■ **EXERCISE REQUIREMENTS**: Set out the records from the line with "current-band xyxy=(935,368,1071,414)" up to and including the line with "platform-6903727[interactable] xyxy=(1257,156,1272,170)" as a numbered list, omitting any blank lines.

■ **DATA ENTRIES**:
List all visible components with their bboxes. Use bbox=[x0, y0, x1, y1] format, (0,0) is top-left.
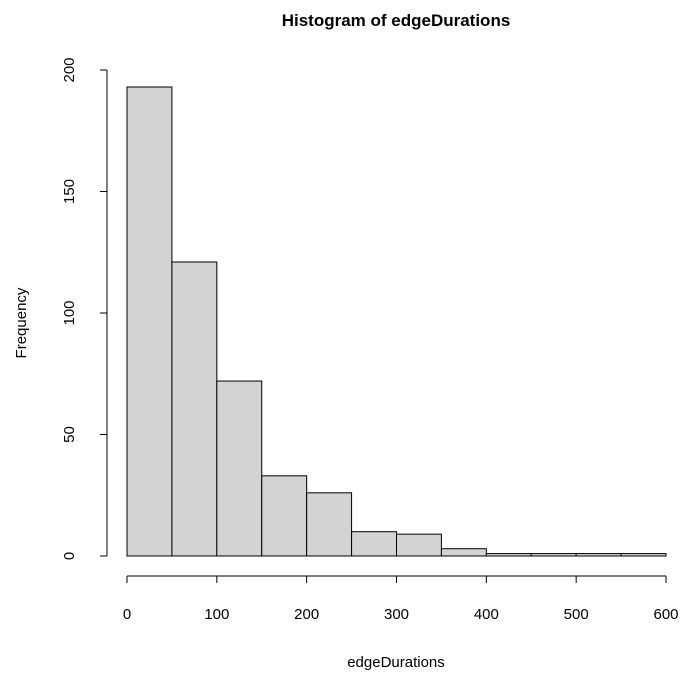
x-axis-label: edgeDurations bbox=[347, 654, 445, 671]
y-tick-label-1: 50 bbox=[61, 426, 78, 443]
y-tick-label-3: 150 bbox=[61, 179, 78, 204]
histogram-bar-5 bbox=[351, 531, 398, 557]
histogram-bar-9 bbox=[530, 553, 577, 557]
histogram-bar-6 bbox=[396, 533, 442, 557]
histogram-bar-0 bbox=[126, 86, 173, 557]
chart-title: Histogram of edgeDurations bbox=[282, 11, 511, 30]
x-tick-label-5: 500 bbox=[564, 606, 589, 623]
x-tick-label-1: 100 bbox=[204, 606, 229, 623]
y-axis: 0 50 100 150 200 bbox=[61, 57, 108, 560]
y-axis-label: Frequency bbox=[13, 287, 30, 358]
x-tick-label-3: 300 bbox=[384, 606, 409, 623]
histogram-bar-3 bbox=[261, 475, 308, 557]
x-tick-label-6: 600 bbox=[653, 606, 678, 623]
histogram-bar-10 bbox=[575, 553, 622, 557]
histogram-bar-8 bbox=[485, 553, 532, 557]
histogram-bar-2 bbox=[216, 380, 263, 557]
x-tick-label-0: 0 bbox=[123, 606, 131, 623]
histogram-bar-7 bbox=[440, 548, 487, 557]
x-tick-label-2: 200 bbox=[294, 606, 319, 623]
histogram-bar-4 bbox=[306, 492, 353, 557]
histogram-bar-11 bbox=[620, 553, 667, 557]
y-tick-label-4: 200 bbox=[61, 57, 78, 82]
x-tick-label-4: 400 bbox=[474, 606, 499, 623]
y-tick-label-0: 0 bbox=[61, 552, 78, 560]
bars-group bbox=[126, 86, 667, 557]
y-tick-label-2: 100 bbox=[61, 300, 78, 325]
x-axis: 0 100 200 300 400 500 600 bbox=[123, 575, 679, 623]
histogram-bar-1 bbox=[171, 261, 218, 557]
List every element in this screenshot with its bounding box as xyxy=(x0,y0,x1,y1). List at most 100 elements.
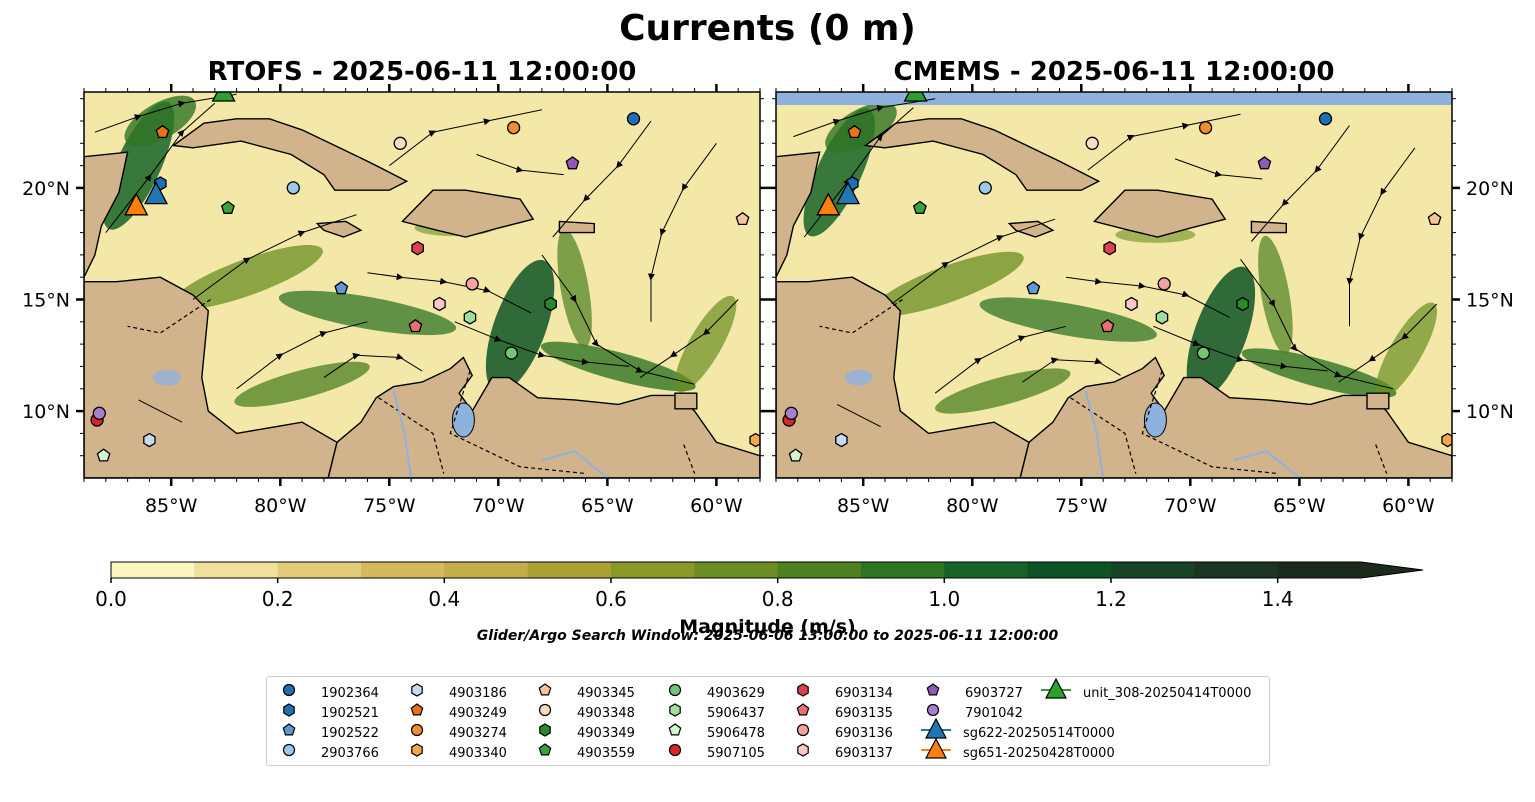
current-band xyxy=(935,368,1071,414)
colorbar-segment xyxy=(361,562,445,578)
streamline xyxy=(552,120,652,238)
lat-tick-label: 10°N xyxy=(1466,401,1514,423)
platform-4903340[interactable] xyxy=(749,432,761,448)
legend-marker-icon xyxy=(539,723,551,737)
legend-marker-icon xyxy=(668,683,682,697)
glider-sg622-20250514T0000[interactable] xyxy=(835,181,861,205)
platform-6903135[interactable] xyxy=(408,318,423,333)
platform-1902522[interactable] xyxy=(1026,280,1041,295)
platform-2903766[interactable] xyxy=(978,181,992,195)
lon-tick-label: 80°W xyxy=(254,495,307,517)
platform-5906437[interactable] xyxy=(463,310,477,325)
platform-4903348[interactable] xyxy=(1085,136,1099,150)
platform-5906478[interactable] xyxy=(96,448,111,462)
colorbar-segment xyxy=(944,562,1029,578)
legend-marker-icon xyxy=(410,723,424,737)
colorbar-segment xyxy=(527,562,612,578)
legend-label: 4903348 xyxy=(577,706,635,721)
platform-6903727[interactable] xyxy=(1257,156,1272,170)
glider-sg622-20250514T0000[interactable] xyxy=(143,181,169,205)
platform-4903340[interactable] xyxy=(1441,432,1453,448)
platform-2903766[interactable] xyxy=(286,181,300,195)
platform-4903249[interactable] xyxy=(847,124,862,139)
country-border xyxy=(449,370,586,475)
lon-tick-label: 70°W xyxy=(1164,495,1217,517)
platform-6903136[interactable] xyxy=(465,277,479,291)
platform-4903349[interactable] xyxy=(544,296,557,312)
platform-4903559[interactable] xyxy=(912,200,927,214)
platform-6903134[interactable] xyxy=(1103,240,1116,256)
platform-4903186[interactable] xyxy=(143,432,156,448)
platform-4903348[interactable] xyxy=(393,136,407,150)
legend-label: 6903137 xyxy=(835,746,893,761)
colorbar-tick-label: 0.0 xyxy=(95,587,127,611)
colorbar-tick-label: 0.8 xyxy=(762,587,794,611)
colorbar-tick-label: 0.6 xyxy=(595,587,627,611)
platform-6903137[interactable] xyxy=(433,296,446,312)
streamline xyxy=(934,325,1067,394)
rtofs-map: 85°W 80°W 75°W 70°W 65°W 60°W 20°N 15°N 10°N xyxy=(22,80,768,517)
platform-4903274[interactable] xyxy=(1198,121,1213,135)
country-border xyxy=(378,397,445,474)
land-yucatan xyxy=(84,151,129,278)
lake-nicaragua xyxy=(844,369,873,386)
legend-label: sg651-20250428T0000 xyxy=(963,746,1115,761)
platform-1902522[interactable] xyxy=(334,280,349,295)
streamline xyxy=(647,143,717,322)
streamline xyxy=(367,272,532,314)
lake-maracaibo xyxy=(1143,402,1167,438)
glider-unit_308-20250414T0000[interactable] xyxy=(903,80,928,102)
platform-4903249[interactable] xyxy=(155,124,170,139)
legend-label: 4903249 xyxy=(449,706,507,721)
platform-7901042[interactable] xyxy=(784,406,798,420)
legend-marker-icon xyxy=(797,743,809,757)
streamline xyxy=(541,254,695,385)
platform-4903274[interactable] xyxy=(506,121,521,135)
colorbar-segment xyxy=(1194,562,1279,578)
glider-sg651-20250428T0000[interactable] xyxy=(816,192,841,216)
platform-4903629[interactable] xyxy=(1196,346,1211,360)
platform-7901042[interactable] xyxy=(92,406,106,420)
legend-marker-icon xyxy=(926,703,940,717)
lon-tick-label: 65°W xyxy=(1273,495,1326,517)
land-jamaica xyxy=(315,220,363,238)
platform-1902364[interactable] xyxy=(1318,112,1333,126)
platform-4903345[interactable] xyxy=(735,211,750,226)
legend-label: 4903629 xyxy=(707,686,765,701)
platform-6903136[interactable] xyxy=(1157,277,1171,291)
platform-4903629[interactable] xyxy=(504,346,519,360)
colorbar-outline xyxy=(110,561,1424,579)
platform-5906478[interactable] xyxy=(788,448,803,462)
colorbar-segment xyxy=(611,562,695,578)
platform-4903349[interactable] xyxy=(1236,296,1249,312)
colorbar-segment xyxy=(861,562,945,578)
platform-1902364[interactable] xyxy=(626,112,641,126)
lon-tick-label: 70°W xyxy=(472,495,525,517)
colorbar-tick-label: 1.0 xyxy=(928,587,960,611)
glider-sg651-20250428T0000[interactable] xyxy=(124,192,149,216)
legend-label: 1902521 xyxy=(321,706,379,721)
platform-4903186[interactable] xyxy=(835,432,848,448)
platform-4903345[interactable] xyxy=(1427,211,1442,226)
platform-4903559[interactable] xyxy=(220,200,235,214)
platform-6903135[interactable] xyxy=(1100,318,1115,333)
glider-unit_308-20250414T0000[interactable] xyxy=(211,80,236,102)
search-window-note: Glider/Argo Search Window: 2025-06-06 13… xyxy=(476,628,1059,644)
map-frame xyxy=(775,91,1453,479)
river xyxy=(1084,390,1105,478)
legend-marker-icon xyxy=(282,723,296,736)
land-trinidad xyxy=(1366,392,1390,410)
land-yucatan xyxy=(776,151,821,278)
platform-6903727[interactable] xyxy=(565,156,580,170)
land-trinidad xyxy=(674,392,698,410)
platform-6903134[interactable] xyxy=(411,240,424,256)
platform-6903137[interactable] xyxy=(1125,296,1138,312)
streamline xyxy=(1065,276,1230,318)
legend-label: 1902364 xyxy=(321,686,379,701)
lon-tick-label: 85°W xyxy=(145,495,198,517)
streamline xyxy=(1087,113,1241,171)
colorbar-segment xyxy=(777,562,862,578)
platform-5906437[interactable] xyxy=(1155,310,1169,325)
colorbar: 0.0 0.2 0.4 0.6 0.8 1.0 1.2 1.4 xyxy=(95,561,1424,611)
legend-label: 4903559 xyxy=(577,746,635,761)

■ **PROBLEM SOLUTION**:
1. current-band xyxy=(935,368,1071,414)
2. colorbar-segment xyxy=(361,562,445,578)
3. streamline xyxy=(552,120,652,238)
4. lat-tick-label: 10°N xyxy=(1466,401,1514,423)
5. platform-4903340[interactable] xyxy=(749,432,761,448)
6. legend-marker-icon xyxy=(539,723,551,737)
7. legend-marker-icon xyxy=(668,683,682,697)
8. glider-sg622-20250514T0000[interactable] xyxy=(835,181,861,205)
9. platform-6903135[interactable] xyxy=(408,318,423,333)
10. platform-1902522[interactable] xyxy=(1026,280,1041,295)
11. platform-2903766[interactable] xyxy=(978,181,992,195)
12. lon-tick-label: 80°W xyxy=(254,495,307,517)
13. platform-5906437[interactable] xyxy=(463,310,477,325)
14. platform-4903348[interactable] xyxy=(1085,136,1099,150)
15. platform-5906478[interactable] xyxy=(96,448,111,462)
16. colorbar-segment xyxy=(944,562,1029,578)
17. legend-marker-icon xyxy=(410,723,424,737)
18. colorbar-segment xyxy=(527,562,612,578)
19. legend-label: 4903348 xyxy=(577,706,635,721)
20. platform-6903727[interactable] xyxy=(1257,156,1272,170)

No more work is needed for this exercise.